- Written request:
Transcribe all of the records precisely as they are presented.
#### Data for the task ####
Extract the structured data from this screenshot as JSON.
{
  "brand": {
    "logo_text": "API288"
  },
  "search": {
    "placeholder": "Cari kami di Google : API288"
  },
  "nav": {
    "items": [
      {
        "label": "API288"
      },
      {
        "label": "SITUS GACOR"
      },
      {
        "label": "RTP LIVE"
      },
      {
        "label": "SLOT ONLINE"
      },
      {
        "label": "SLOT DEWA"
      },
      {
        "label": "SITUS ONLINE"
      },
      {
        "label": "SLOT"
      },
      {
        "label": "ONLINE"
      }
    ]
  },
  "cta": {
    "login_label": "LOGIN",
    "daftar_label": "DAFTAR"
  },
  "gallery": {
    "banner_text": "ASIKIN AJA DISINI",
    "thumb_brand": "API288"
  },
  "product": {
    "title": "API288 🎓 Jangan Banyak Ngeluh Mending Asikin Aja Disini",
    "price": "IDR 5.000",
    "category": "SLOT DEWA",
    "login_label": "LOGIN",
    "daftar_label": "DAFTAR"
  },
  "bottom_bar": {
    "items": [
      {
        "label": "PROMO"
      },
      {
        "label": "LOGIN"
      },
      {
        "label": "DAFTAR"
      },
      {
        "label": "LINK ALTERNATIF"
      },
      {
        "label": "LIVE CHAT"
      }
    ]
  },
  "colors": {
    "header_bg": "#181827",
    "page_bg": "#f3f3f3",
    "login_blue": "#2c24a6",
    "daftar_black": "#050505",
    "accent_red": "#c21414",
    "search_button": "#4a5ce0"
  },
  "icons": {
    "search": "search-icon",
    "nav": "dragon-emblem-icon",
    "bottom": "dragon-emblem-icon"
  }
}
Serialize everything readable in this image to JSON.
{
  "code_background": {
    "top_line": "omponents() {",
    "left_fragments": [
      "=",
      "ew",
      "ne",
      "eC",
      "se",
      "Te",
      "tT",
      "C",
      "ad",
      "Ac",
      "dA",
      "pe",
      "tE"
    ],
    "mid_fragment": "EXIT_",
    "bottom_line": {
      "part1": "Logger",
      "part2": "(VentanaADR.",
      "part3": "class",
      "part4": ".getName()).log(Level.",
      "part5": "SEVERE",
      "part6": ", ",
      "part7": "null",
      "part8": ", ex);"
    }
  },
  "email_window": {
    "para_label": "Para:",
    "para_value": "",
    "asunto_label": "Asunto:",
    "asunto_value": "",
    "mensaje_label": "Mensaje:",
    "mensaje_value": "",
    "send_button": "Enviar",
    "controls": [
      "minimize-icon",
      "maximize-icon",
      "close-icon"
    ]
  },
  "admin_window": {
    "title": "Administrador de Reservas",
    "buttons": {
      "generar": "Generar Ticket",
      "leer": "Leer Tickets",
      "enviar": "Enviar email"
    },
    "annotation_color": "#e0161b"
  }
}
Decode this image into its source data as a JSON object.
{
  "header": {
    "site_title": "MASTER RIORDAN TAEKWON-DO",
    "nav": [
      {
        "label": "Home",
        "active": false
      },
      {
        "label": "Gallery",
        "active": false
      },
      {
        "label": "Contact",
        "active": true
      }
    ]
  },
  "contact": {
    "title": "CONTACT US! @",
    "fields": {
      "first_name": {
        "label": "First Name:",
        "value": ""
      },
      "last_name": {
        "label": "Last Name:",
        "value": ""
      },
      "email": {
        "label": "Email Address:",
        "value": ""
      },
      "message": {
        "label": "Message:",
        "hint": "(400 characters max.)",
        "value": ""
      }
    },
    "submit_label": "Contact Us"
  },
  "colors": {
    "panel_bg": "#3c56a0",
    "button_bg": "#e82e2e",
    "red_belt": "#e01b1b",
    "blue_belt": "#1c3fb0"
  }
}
####
- Output of the exercise:
Extract the structured data from this screenshot as JSON.
{
  "brand": {
    "logo_text": "API288"
  },
  "search": {
    "placeholder": "Cari kami di Google : API288"
  },
  "nav": {
    "items": [
      {
        "label": "API288"
      },
      {
        "label": "SITUS GACOR"
      },
      {
        "label": "RTP LIVE"
      },
      {
        "label": "SLOT ONLINE"
      },
      {
        "label": "SLOT DEWA"
      },
      {
        "label": "SITUS ONLINE"
      },
      {
        "label": "SLOT"
      },
      {
        "label": "ONLINE"
      }
    ]
  },
  "cta": {
    "login_label": "LOGIN",
    "daftar_label": "DAFTAR"
  },
  "gallery": {
    "banner_text": "ASIKIN AJA DISINI",
    "thumb_brand": "API288"
  },
  "product": {
    "title": "API288 🎓 Jangan Banyak Ngeluh Mending Asikin Aja Disini",
    "price": "IDR 5.000",
    "category": "SLOT DEWA",
    "login_label": "LOGIN",
    "daftar_label": "DAFTAR"
  },
  "bottom_bar": {
    "items": [
      {
        "label": "PROMO"
      },
      {
        "label": "LOGIN"
      },
      {
        "label": "DAFTAR"
      },
      {
        "label": "LINK ALTERNATIF"
      },
      {
        "label": "LIVE CHAT"
      }
    ]
  },
  "colors": {
    "header_bg": "#181827",
    "page_bg": "#f3f3f3",
    "login_blue": "#2c24a6",
    "daftar_black": "#050505",
    "accent_red": "#c21414",
    "search_button": "#4a5ce0"
  },
  "icons": {
    "search": "search-icon",
    "nav": "dragon-emblem-icon",
    "bottom": "dragon-emblem-icon"
  }
}
Serialize everything readable in this image to JSON.
{
  "code_background": {
    "top_line": "omponents() {",
    "left_fragments": [
      "=",
      "ew",
      "ne",
      "eC",
      "se",
      "Te",
      "tT",
      "C",
      "ad",
      "Ac",
      "dA",
      "pe",
      "tE"
    ],
    "mid_fragment": "EXIT_",
    "bottom_line": {
      "part1": "Logger",
      "part2": "(VentanaADR.",
      "part3": "class",
      "part4": ".getName()).log(Level.",
      "part5": "SEVERE",
      "part6": ", ",
      "part7": "null",
      "part8": ", ex);"
    }
  },
  "email_window": {
    "para_label": "Para:",
    "para_value": "",
    "asunto_label": "Asunto:",
    "asunto_value": "",
    "mensaje_label": "Mensaje:",
    "mensaje_value": "",
    "send_button": "Enviar",
    "controls": [
      "minimize-icon",
      "maximize-icon",
      "close-icon"
    ]
  },
  "admin_window": {
    "title": "Administrador de Reservas",
    "buttons": {
      "generar": "Generar Ticket",
      "leer": "Leer Tickets",
      "enviar": "Enviar email"
    },
    "annotation_color": "#e0161b"
  }
}
Decode this image into its source data as a JSON object.
{
  "header": {
    "site_title": "MASTER RIORDAN TAEKWON-DO",
    "nav": [
      {
        "label": "Home",
        "active": false
      },
      {
        "label": "Gallery",
        "active": false
      },
      {
        "label": "Contact",
        "active": true
      }
    ]
  },
  "contact": {
    "title": "CONTACT US! @",
    "fields": {
      "first_name": {
        "label": "First Name:",
        "value": ""
      },
      "last_name": {
        "label": "Last Name:",
        "value": ""
      },
      "email": {
        "label": "Email Address:",
        "value": ""
      },
      "message": {
        "label": "Message:",
        "hint": "(400 characters max.)",
        "value": ""
      }
    },
    "submit_label": "Contact Us"
  },
  "colors": {
    "panel_bg": "#3c56a0",
    "button_bg": "#e82e2e",
    "red_belt": "#e01b1b",
    "blue_belt": "#1c3fb0"
  }
}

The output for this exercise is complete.